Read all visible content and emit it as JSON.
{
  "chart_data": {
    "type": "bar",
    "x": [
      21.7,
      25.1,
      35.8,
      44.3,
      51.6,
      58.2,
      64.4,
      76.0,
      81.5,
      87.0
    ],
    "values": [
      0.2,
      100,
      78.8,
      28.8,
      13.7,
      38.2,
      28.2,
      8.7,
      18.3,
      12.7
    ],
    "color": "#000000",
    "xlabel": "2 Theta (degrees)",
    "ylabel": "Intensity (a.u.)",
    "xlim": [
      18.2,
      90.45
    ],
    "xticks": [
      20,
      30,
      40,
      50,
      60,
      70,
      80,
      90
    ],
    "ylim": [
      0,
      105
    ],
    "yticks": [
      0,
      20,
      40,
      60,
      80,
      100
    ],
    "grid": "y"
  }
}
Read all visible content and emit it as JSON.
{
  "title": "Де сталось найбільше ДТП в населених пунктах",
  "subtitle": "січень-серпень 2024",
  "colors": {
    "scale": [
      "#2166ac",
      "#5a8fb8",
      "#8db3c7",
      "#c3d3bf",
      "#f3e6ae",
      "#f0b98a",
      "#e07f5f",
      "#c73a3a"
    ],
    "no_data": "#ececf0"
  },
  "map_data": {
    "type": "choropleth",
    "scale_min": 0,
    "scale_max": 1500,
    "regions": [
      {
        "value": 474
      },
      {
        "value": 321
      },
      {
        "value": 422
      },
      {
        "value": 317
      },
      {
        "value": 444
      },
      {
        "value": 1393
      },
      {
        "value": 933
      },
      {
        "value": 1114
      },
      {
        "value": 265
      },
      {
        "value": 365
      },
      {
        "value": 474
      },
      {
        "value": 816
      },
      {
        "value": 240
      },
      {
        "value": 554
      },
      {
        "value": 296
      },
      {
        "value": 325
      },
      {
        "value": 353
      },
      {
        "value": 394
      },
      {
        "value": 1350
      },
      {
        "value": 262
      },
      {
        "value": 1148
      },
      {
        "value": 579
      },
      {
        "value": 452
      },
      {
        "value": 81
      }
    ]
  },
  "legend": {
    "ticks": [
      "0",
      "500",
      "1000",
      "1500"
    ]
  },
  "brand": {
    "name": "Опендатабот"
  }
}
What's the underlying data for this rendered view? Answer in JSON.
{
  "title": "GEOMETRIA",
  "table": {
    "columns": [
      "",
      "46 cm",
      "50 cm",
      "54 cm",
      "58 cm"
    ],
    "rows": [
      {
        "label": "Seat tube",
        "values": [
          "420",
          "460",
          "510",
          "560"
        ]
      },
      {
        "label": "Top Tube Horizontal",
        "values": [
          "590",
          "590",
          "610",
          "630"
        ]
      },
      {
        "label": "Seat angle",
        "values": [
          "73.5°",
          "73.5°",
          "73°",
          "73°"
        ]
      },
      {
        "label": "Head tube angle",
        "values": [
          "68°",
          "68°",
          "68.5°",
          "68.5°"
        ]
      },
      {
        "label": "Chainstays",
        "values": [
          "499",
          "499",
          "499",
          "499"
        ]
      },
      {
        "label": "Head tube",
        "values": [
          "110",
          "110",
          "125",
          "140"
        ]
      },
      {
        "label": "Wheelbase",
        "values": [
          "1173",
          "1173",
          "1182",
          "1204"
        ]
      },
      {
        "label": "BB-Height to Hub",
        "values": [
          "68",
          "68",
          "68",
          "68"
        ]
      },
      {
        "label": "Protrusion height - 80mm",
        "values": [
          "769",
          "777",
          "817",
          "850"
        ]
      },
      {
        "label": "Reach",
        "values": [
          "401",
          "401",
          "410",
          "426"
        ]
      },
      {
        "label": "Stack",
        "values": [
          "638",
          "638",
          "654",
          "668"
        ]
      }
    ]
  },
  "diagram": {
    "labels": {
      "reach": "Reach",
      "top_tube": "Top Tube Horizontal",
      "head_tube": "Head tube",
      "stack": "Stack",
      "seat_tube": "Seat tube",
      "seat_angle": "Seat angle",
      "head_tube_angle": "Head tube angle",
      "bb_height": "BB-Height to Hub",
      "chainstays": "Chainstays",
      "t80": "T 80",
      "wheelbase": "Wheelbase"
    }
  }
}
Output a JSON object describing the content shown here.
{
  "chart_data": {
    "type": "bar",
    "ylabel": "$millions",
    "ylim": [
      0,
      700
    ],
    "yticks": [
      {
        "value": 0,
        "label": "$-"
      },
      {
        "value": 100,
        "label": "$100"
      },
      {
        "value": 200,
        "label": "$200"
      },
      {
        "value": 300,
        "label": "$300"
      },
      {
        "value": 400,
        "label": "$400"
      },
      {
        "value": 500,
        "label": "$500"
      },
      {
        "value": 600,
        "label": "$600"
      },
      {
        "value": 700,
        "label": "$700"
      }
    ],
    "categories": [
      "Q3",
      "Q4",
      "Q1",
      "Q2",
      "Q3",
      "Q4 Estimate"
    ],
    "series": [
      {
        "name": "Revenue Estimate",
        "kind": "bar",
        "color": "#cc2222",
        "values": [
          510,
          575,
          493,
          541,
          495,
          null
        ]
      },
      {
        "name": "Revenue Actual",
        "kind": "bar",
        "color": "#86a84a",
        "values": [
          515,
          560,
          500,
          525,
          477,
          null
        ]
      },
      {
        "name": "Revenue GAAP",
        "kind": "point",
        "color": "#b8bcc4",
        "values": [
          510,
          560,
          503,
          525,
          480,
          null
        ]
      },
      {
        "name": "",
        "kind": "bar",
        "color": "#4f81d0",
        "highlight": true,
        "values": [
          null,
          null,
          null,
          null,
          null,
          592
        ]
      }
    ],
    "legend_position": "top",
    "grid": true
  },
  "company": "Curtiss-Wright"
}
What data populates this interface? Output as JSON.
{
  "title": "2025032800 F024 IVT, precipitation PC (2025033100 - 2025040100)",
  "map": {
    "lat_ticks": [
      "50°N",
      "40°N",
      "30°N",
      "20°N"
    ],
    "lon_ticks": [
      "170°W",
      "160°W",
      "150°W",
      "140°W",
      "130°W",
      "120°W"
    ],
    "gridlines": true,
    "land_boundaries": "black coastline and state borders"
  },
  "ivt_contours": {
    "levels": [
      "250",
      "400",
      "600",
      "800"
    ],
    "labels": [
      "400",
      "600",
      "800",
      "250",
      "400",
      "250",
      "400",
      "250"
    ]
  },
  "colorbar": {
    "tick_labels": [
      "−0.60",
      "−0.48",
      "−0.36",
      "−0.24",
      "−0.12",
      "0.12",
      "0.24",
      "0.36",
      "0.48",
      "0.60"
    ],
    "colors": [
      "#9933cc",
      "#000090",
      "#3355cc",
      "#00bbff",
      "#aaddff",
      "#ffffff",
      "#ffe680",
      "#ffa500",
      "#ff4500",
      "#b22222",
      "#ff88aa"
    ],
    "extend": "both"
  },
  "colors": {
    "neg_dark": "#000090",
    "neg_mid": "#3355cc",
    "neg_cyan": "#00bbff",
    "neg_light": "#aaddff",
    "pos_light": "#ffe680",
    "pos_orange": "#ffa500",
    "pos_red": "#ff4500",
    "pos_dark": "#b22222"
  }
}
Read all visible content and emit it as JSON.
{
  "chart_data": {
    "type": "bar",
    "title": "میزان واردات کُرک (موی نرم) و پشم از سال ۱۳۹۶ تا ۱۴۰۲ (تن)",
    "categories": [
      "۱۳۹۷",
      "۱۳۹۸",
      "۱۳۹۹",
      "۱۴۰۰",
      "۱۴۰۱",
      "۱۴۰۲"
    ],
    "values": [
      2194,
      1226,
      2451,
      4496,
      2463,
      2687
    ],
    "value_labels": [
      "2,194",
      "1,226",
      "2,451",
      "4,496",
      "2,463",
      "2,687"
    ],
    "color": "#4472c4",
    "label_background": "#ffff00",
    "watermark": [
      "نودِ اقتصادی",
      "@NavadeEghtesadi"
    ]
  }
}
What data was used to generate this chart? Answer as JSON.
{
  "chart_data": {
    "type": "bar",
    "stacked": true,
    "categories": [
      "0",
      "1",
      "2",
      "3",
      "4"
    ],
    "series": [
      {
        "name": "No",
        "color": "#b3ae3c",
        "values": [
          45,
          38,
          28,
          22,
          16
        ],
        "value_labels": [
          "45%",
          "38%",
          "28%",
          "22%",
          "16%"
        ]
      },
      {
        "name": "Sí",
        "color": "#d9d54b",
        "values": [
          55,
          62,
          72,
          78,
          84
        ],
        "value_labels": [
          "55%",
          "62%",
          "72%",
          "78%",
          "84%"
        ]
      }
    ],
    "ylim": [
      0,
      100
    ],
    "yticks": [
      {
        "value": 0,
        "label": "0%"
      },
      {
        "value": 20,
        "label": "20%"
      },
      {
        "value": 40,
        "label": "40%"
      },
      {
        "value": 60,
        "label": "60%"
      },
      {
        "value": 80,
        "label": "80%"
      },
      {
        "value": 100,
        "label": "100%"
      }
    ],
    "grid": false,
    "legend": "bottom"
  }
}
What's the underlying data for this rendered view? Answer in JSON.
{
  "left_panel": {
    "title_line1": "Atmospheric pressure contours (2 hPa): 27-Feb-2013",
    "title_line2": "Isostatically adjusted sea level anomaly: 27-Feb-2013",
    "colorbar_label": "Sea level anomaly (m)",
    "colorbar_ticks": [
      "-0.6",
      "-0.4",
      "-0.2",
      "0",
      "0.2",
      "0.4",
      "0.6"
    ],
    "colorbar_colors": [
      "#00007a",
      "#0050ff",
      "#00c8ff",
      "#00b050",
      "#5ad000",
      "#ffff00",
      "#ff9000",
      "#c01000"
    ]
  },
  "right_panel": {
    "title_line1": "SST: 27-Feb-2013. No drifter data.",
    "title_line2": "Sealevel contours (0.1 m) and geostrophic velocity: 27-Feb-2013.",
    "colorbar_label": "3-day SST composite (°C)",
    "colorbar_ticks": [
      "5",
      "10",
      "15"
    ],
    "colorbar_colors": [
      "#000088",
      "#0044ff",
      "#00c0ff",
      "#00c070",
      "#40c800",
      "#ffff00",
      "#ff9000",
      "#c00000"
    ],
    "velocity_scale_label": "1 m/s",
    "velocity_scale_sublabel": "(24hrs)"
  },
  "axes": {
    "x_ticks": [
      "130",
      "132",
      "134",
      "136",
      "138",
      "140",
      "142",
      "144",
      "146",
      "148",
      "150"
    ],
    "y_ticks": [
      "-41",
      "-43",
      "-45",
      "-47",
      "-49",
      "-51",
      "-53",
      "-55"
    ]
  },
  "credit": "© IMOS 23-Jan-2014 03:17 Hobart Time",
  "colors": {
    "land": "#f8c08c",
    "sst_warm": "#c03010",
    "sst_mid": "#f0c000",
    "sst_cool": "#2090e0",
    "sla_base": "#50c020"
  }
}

§ **REQUIRED WORK**
Where a line above includes "this", copy that line.

§ **REPLY TO THE EXERCISE**
What's the underlying data for this rendered view? Answer in JSON.
What data populates this interface? Output as JSON.
What data was used to generate this chart? Answer as JSON.
What's the underlying data for this rendered view? Answer in JSON.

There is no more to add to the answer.